LISTED ENTRIES:
● ● ● ● ● ● ●

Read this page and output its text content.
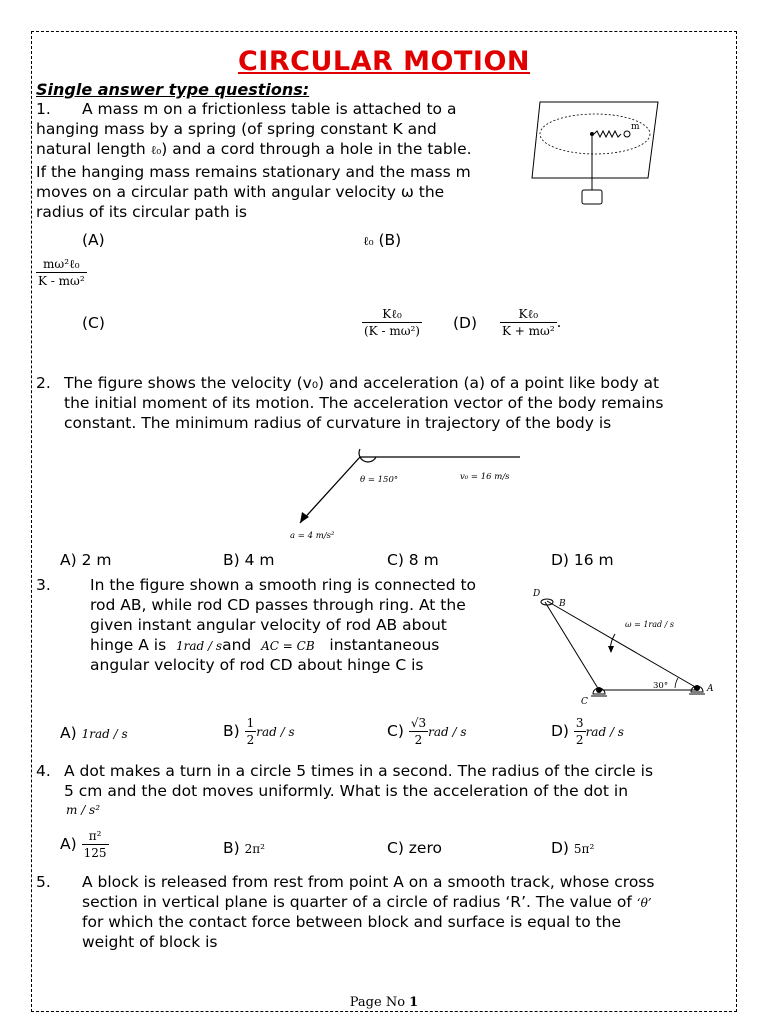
CIRCULAR MOTION
Single answer type questions:
1. A mass m on a frictionless table is attached to a
hanging mass by a spring (of spring constant K and
natural length ℓ₀) and a cord through a hole in the table.
If the hanging mass remains stationary and the mass m
moves on a circular path with angular velocity ω the
radius of its circular path is
m
(A)
$\frac{\text{mω²ℓ₀}}{\text{K - mω²}}$
ℓ₀ (B)
(C)	$\frac{\text{Kℓ₀}}{\text{(K - mω²)}} (D) \frac{\text{Kℓ₀}}{\text{K + mω²}}$ .
2. The figure shows the velocity (v₀) and acceleration (a) of a point like body at
the initial moment of its motion. The acceleration vector of the body remains
constant. The minimum radius of curvature in trajectory of the body is
θ = 150°	v₀ = 16 m/s
a = 4 m/s²
A) 2 m	B) 4 m	C) 8 m	D) 16 m
3.	In the figure shown a smooth ring is connected to
rod AB, while rod CD passes through ring. At the
given instant angular velocity of rod AB about
hinge A is 1rad / sand AC = CB instantaneous
angular velocity of rod CD about hinge C is
D
B
C
A
ω = 1rad / s
30°
A) 1rad / s	$B) \frac{1}{2}$ rad / s	$C) \frac{√3}{2}$ rad / s	$D) \frac{3}{2}$ rad / s
4. A dot makes a turn in a circle 5 times in a second. The radius of the circle is
5 cm and the dot moves uniformly. What is the acceleration of the dot in
m / s²
$A) \frac{\text{π²}}{125}$	B) 2π²	C) zero	D) 5π²
5. A block is released from rest from point A on a smooth track, whose cross
section in vertical plane is quarter of a circle of radius ‘R’. The value of ‘θ’
for which the contact force between block and surface is equal to the
weight of block is
Page No 1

● ● ● ● ● ● ●

WHAT YOU ARE ASKED TO DO:
Wherever "block" shows up in a line, copy that line.

ANSWER BELOW:
5. A block is released from rest from point A on a smooth track, whose cross
for which the contact force between block and surface is equal to the
weight of block is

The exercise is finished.